Spot each line in the data below containing "Single" and copy it.
───── Extracted information
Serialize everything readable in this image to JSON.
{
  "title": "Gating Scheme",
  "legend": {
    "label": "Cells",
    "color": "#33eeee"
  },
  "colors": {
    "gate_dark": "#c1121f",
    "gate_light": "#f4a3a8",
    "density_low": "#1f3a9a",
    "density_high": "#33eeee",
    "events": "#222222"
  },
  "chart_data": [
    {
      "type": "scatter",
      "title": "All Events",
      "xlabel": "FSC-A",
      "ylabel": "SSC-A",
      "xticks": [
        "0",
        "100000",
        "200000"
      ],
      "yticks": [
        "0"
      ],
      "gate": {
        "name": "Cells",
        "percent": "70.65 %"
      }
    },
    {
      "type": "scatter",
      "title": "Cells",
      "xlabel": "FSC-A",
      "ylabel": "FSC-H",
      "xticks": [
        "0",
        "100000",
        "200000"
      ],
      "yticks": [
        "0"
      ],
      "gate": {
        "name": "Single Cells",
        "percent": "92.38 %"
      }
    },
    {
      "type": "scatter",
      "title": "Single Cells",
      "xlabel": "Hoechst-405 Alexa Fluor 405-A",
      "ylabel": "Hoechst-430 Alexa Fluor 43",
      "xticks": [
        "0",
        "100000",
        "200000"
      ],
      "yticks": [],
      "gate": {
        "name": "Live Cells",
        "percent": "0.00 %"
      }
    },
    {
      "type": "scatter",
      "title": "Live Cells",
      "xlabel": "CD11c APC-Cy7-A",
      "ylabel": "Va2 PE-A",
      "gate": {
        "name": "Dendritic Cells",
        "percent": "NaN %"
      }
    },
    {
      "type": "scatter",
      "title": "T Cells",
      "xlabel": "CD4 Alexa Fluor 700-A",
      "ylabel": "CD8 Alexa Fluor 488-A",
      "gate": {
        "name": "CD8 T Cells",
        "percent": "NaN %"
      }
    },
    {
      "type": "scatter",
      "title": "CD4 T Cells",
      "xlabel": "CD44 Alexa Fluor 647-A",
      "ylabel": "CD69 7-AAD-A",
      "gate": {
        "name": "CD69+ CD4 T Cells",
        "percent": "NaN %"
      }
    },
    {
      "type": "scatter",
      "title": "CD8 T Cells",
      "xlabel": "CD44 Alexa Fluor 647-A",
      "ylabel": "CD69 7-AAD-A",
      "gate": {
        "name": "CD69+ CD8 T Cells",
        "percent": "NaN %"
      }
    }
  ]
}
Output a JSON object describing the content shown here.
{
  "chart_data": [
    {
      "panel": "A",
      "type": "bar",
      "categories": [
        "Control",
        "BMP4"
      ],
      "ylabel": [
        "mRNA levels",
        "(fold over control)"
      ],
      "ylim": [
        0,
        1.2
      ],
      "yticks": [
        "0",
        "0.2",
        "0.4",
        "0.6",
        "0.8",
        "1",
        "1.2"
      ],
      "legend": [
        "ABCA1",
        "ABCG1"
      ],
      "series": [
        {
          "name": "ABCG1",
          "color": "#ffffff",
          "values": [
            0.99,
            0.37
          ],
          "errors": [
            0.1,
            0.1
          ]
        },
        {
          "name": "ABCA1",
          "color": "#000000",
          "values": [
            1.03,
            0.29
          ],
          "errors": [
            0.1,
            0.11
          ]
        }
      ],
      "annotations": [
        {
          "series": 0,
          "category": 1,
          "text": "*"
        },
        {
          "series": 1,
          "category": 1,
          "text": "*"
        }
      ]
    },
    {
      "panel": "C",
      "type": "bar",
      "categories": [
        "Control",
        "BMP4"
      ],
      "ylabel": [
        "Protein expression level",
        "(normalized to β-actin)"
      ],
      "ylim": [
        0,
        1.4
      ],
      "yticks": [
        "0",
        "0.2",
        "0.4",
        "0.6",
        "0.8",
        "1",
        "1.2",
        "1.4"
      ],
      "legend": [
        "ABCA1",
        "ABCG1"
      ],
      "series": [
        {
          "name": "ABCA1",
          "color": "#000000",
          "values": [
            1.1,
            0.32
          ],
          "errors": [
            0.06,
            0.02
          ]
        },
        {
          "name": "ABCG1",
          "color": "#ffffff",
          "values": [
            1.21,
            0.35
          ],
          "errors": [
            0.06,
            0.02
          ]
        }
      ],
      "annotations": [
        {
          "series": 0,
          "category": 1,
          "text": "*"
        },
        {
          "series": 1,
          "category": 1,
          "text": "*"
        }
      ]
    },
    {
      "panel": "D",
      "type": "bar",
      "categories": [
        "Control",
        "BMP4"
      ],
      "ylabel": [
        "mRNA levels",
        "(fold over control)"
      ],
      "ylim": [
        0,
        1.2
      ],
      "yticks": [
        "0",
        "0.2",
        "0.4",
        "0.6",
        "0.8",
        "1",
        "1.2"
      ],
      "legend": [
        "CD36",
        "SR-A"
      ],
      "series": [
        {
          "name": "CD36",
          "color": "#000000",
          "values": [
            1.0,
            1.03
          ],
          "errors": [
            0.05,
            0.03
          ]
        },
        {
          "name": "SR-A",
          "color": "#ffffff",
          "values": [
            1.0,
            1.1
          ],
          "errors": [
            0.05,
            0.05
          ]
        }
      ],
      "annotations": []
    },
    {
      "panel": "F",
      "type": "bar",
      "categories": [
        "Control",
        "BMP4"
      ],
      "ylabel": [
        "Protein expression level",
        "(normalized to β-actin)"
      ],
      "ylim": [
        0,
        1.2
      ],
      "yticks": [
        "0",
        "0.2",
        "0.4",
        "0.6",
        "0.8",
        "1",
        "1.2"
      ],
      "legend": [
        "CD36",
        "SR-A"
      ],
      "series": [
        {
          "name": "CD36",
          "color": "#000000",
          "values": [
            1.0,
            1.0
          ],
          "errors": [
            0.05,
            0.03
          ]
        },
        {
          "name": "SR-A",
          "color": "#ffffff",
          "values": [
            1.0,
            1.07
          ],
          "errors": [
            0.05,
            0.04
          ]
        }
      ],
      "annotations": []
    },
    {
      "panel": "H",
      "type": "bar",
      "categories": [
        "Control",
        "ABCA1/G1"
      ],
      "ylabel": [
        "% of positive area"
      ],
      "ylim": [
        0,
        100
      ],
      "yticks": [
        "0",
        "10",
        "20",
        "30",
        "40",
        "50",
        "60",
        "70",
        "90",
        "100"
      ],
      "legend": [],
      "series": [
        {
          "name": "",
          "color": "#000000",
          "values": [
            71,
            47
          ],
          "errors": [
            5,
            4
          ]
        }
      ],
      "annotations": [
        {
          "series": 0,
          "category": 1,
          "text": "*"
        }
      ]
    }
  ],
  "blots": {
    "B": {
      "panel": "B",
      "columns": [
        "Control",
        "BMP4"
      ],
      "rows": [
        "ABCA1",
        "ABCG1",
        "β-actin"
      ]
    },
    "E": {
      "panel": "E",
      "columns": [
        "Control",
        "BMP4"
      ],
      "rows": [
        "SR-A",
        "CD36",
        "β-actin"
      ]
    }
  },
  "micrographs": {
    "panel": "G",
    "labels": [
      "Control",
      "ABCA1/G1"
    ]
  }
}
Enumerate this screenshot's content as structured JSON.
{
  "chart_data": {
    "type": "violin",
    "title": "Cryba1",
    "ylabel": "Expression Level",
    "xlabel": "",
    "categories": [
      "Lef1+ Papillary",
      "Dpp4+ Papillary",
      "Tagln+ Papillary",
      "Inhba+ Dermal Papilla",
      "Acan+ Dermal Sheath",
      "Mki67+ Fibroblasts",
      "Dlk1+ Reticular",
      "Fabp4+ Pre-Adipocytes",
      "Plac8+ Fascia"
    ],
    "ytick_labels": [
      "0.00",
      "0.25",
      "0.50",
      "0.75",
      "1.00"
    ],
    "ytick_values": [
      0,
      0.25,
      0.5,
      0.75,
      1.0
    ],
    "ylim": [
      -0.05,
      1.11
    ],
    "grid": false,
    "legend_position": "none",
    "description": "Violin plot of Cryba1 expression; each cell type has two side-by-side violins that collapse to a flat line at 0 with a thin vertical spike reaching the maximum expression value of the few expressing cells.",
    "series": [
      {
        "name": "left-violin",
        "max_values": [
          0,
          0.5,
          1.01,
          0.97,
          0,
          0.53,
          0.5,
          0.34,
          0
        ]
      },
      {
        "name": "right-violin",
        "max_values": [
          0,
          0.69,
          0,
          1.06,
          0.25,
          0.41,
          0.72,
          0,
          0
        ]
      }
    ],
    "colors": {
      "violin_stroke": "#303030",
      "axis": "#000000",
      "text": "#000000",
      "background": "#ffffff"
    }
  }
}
──────────
◆ Answer to the exercise ◆
        "name": "Single Cells",
      "title": "Single Cells",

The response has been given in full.